▶ **Task to carry out**
From the text on sharing housework below, extract the passage from "The difference today" to "getting fucking old." word for word.

▶ **Given text**
•••••

The difference today is that men are now more frequently socialized to pay lip-service to household equality. Our culture rewards them for sharing housework and childcare. Yet still we have to ask nicely even when we’ve already asked twice, we have to be strategic in the way we frame our requests so as not to spook them, we have to modulate our tones so as not to seem angry even when we are angry. This is absolutely how reality works in most heterosexual domestic arrangements, and it’s getting fucking old.

Dunn’s approach is sane and proactive, and her primary concern in writing the book was for her daughter’s well-being, so she’s justified taking a levelheaded approach rather than the “burn it down” method that I imply above. If the goal is a healthy and peaceful family life, Dunn’s perspective is functional and realistic, unlike the one I keep peering down longingly, but it pains me a little bit to admit that. Over email, I asked her how she and Tom are doing now that some time has passed since they received all this advice. “Oh god, yes, it is a challenge to keep these practices up,” she wrote:

“I am constantly vigilant on two fronts: one is that I’m paying close attention to the way my seven year old daughter perceives the dynamic in our relationship, which will likely determine the sort of person she ends up with herself. The other is that I’m kind of self-monitoring to make sure that I feel like things are fairly equitable in the relationship. Before, my resentment was really eating away at me, and our relationship, and I don’t want to go back there… It’s ongoing. It will never end. I suppose it’s a kind of management, but it’s relationship management. Which again is not entirely a bad thing.”

•••••

▶ **Information given**

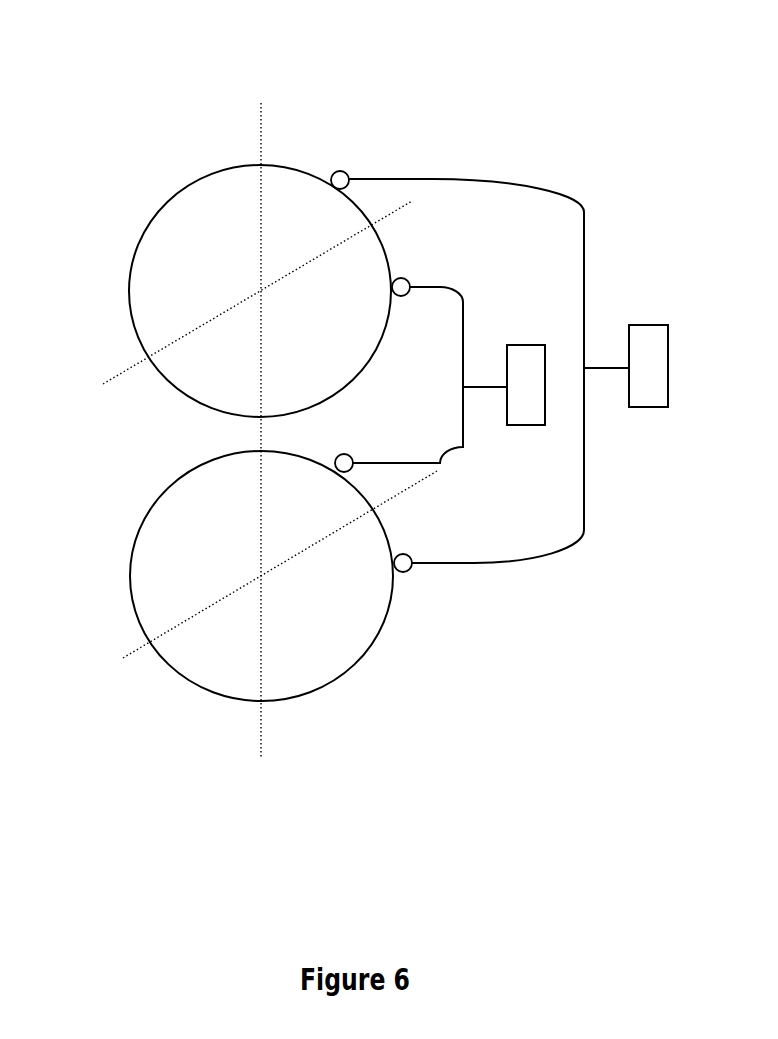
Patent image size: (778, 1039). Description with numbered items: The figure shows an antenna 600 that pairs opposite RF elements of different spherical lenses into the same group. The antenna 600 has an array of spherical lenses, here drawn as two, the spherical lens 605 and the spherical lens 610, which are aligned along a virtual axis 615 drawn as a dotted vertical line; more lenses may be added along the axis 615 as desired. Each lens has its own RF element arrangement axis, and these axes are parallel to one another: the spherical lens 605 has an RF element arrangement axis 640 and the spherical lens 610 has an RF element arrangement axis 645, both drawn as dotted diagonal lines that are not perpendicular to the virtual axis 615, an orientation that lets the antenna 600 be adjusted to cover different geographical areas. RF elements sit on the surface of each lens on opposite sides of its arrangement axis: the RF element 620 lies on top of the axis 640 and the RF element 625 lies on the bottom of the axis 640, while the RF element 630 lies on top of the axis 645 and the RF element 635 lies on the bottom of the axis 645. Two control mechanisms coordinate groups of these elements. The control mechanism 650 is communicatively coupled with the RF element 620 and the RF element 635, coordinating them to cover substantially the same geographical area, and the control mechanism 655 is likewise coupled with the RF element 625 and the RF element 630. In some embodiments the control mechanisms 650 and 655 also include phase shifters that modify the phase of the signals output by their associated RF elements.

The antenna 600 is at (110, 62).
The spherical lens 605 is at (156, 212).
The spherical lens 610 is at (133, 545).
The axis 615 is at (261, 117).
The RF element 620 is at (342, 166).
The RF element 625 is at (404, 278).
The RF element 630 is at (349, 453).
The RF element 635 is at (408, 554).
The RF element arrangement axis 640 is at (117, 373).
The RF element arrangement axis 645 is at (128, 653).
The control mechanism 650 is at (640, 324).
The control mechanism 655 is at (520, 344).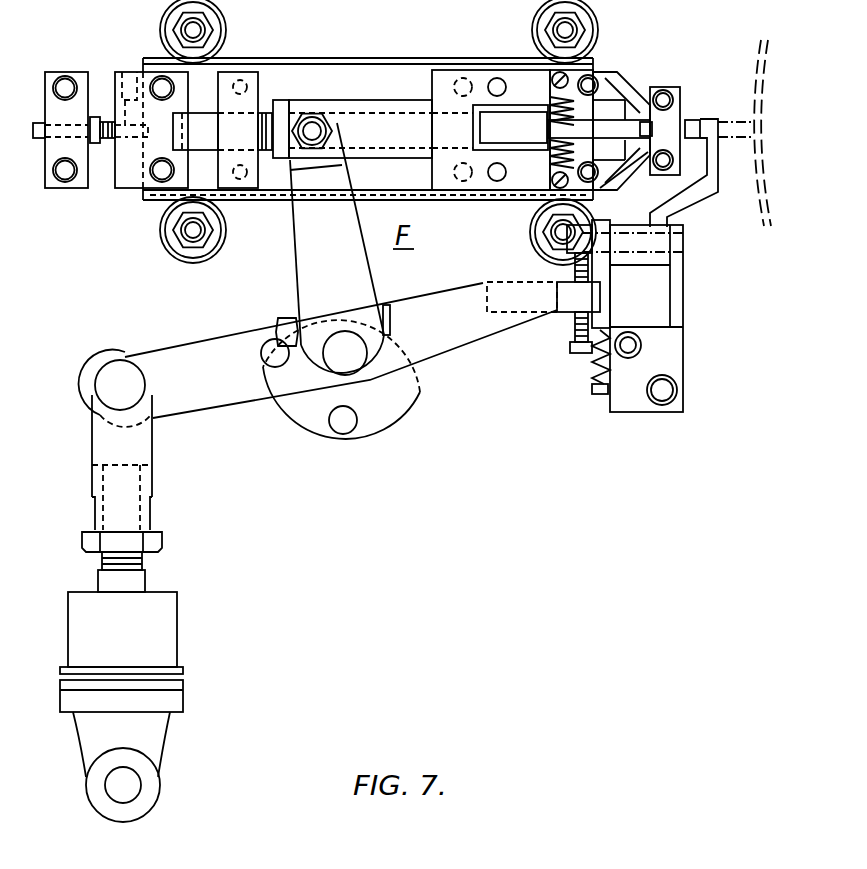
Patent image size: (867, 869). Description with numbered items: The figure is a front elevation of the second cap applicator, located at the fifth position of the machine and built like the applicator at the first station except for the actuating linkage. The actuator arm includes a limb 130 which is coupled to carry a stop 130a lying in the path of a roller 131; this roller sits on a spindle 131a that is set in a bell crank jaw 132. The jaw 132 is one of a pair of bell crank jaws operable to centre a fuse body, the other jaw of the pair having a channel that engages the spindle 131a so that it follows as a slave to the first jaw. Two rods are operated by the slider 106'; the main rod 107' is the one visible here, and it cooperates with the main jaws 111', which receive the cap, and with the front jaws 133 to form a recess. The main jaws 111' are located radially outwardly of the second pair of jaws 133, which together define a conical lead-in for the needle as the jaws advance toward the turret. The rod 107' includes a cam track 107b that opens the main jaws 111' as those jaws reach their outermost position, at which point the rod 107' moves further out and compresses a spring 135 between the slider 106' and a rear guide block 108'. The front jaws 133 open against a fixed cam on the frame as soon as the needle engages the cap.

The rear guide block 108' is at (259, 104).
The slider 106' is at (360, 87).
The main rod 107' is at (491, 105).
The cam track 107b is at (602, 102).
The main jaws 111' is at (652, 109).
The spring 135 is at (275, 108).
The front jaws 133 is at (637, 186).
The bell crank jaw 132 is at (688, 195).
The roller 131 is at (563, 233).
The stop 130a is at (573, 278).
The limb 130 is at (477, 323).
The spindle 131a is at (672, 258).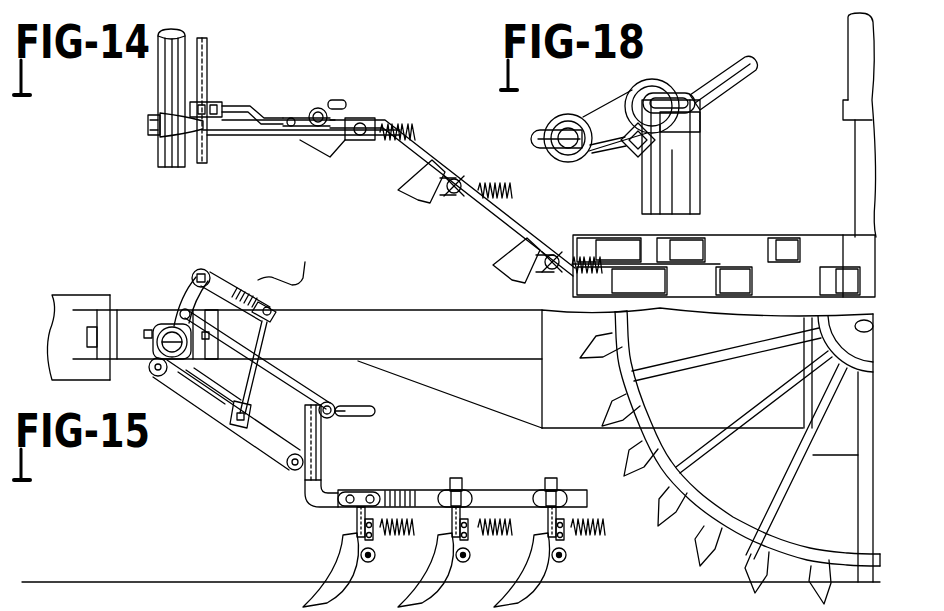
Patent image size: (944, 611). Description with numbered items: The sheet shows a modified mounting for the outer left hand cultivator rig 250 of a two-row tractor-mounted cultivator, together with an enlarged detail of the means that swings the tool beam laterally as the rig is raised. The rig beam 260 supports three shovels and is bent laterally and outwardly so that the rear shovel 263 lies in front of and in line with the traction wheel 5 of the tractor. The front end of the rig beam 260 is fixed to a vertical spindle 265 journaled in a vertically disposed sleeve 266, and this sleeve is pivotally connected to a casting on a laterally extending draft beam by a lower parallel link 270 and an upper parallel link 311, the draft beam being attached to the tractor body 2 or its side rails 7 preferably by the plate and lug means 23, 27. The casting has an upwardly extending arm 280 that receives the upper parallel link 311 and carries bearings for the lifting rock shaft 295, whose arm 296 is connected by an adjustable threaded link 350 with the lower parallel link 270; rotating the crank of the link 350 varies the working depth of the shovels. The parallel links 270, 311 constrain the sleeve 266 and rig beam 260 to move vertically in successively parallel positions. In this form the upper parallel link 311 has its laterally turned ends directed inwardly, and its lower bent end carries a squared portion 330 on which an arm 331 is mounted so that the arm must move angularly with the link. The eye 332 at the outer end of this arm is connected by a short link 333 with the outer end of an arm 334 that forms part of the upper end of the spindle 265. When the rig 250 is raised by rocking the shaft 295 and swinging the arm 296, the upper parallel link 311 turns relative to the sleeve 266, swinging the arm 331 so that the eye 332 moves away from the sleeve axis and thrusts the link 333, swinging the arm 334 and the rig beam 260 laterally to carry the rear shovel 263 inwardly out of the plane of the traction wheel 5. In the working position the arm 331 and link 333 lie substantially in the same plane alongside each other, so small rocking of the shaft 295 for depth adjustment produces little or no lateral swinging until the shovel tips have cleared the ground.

•••••

▶ **Finished answer**
The difference today is that men are now more frequently socialized to pay lip-service to household equality. Our culture rewards them for sharing housework and childcare. Yet still we have to ask nicely even when we’ve already asked twice, we have to be strategic in the way we frame our requests so as not to spook them, we have to modulate our tones so as not to seem angry even when we are angry. This is absolutely how reality works in most heterosexual domestic arrangements, and it’s getting fucking old.